Exercise goal: Reproduce the listing verbatim.

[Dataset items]
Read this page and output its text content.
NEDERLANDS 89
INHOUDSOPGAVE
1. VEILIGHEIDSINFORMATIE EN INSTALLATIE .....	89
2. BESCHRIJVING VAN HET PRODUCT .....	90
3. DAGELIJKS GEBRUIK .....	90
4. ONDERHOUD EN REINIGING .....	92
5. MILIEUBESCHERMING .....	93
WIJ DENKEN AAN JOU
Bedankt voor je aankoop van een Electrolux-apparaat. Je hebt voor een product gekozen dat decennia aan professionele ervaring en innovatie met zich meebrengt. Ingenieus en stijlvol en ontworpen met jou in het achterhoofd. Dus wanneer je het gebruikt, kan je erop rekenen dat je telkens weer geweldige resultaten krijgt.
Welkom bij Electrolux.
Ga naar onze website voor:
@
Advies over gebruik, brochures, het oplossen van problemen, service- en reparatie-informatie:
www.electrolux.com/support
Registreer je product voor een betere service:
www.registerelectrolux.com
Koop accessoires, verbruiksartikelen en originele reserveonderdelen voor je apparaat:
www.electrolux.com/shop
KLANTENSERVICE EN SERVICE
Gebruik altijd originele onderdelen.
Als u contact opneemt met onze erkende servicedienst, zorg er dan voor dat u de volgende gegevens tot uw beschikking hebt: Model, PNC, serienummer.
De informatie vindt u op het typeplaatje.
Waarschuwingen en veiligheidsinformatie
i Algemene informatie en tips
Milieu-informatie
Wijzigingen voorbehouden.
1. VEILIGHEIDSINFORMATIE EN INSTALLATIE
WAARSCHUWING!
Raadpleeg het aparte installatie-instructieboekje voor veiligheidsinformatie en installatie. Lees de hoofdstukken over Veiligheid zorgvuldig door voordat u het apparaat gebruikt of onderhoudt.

Result of this exercise:
Read this page and output its text content.
NEDERLANDS 89
INHOUDSOPGAVE
1. VEILIGHEIDSINFORMATIE EN INSTALLATIE .....	89
2. BESCHRIJVING VAN HET PRODUCT .....	90
3. DAGELIJKS GEBRUIK .....	90
4. ONDERHOUD EN REINIGING .....	92
5. MILIEUBESCHERMING .....	93
WIJ DENKEN AAN JOU
Bedankt voor je aankoop van een Electrolux-apparaat. Je hebt voor een product gekozen dat decennia aan professionele ervaring en innovatie met zich meebrengt. Ingenieus en stijlvol en ontworpen met jou in het achterhoofd. Dus wanneer je het gebruikt, kan je erop rekenen dat je telkens weer geweldige resultaten krijgt.
Welkom bij Electrolux.
Ga naar onze website voor:
@
Advies over gebruik, brochures, het oplossen van problemen, service- en reparatie-informatie:
www.electrolux.com/support
Registreer je product voor een betere service:
www.registerelectrolux.com
Koop accessoires, verbruiksartikelen en originele reserveonderdelen voor je apparaat:
www.electrolux.com/shop
KLANTENSERVICE EN SERVICE
Gebruik altijd originele onderdelen.
Als u contact opneemt met onze erkende servicedienst, zorg er dan voor dat u de volgende gegevens tot uw beschikking hebt: Model, PNC, serienummer.
De informatie vindt u op het typeplaatje.
Waarschuwingen en veiligheidsinformatie
i Algemene informatie en tips
Milieu-informatie
Wijzigingen voorbehouden.
1. VEILIGHEIDSINFORMATIE EN INSTALLATIE
WAARSCHUWING!
Raadpleeg het aparte installatie-instructieboekje voor veiligheidsinformatie en installatie. Lees de hoofdstukken over Veiligheid zorgvuldig door voordat u het apparaat gebruikt of onderhoudt.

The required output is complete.